*Selected passage*:
Dreams Within Her Means: Alyssandra Nighswonger’s “Follow Me Along the Sea” Tour
I began writing this music blog at a time in my own music career- in between albums and right about to turn 30 years old- when I have felt myself changing, growing, and reassessing why I do what I do. My ulterior motive for writing was to get out of my head, my studio, and my everyday life to ask other musicians how they have gotten to where they are and how they have faced whatever struggles they have encountered. I wanted to learn from others further down the road in their careers than me. What I’ve discovered is I am not alone in my experiences- both the highs and lows.

*Tasks to carry out*:
- a) Can you copy the music blog passage word for word, starting with "Dreams Within Her" and going on through "highs and lows."?
- b) Can you write the next part of the music blog introduction, picking up after its final sentence?

*Data segment*:
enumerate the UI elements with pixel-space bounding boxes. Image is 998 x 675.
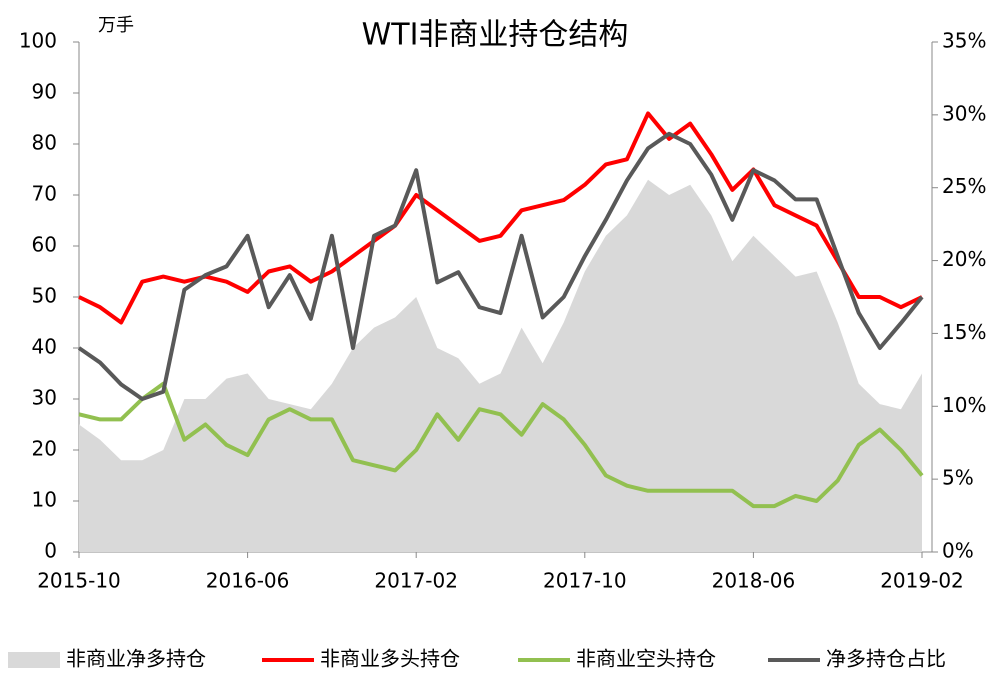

*Outputs*:
- a)
Dreams Within Her Means: Alyssandra Nighswonger’s “Follow Me Along the Sea” Tour
I began writing this music blog at a time in my own music career- in between albums and right about to turn 30 years old- when I have felt myself changing, growing, and reassessing why I do what I do. My ulterior motive for writing was to get out of my head, my studio, and my everyday life to ask other musicians how they have gotten to where they are and how they have faced whatever struggles they have encountered. I wanted to learn from others further down the road in their careers than me. What I’ve discovered is I am not alone in my experiences- both the highs and lows.

- b)
Each of the musicians I have interviewed so far have affirmed how important it is to believe in and pursue your dream for your life’s work. Each expressed how in the beginning, many people questioned their visions for being crazy, unmarketable, or “just a hobby” rather than a career. Pursuing a dream, to quote Bono, can seem like “a mountain as you start out the climb.” But writing this blog has allowed me to learn, from many dreamers, that the long-term payoffs of pursuing your dream far outweigh the short-term “comforts” of staying safe and listening to the naysayers. I recently sat down with Long Beach-based chanteuse and visual artist Alyssandra Nighswonger who knows a thing or two about mountains and pursuing her dreams.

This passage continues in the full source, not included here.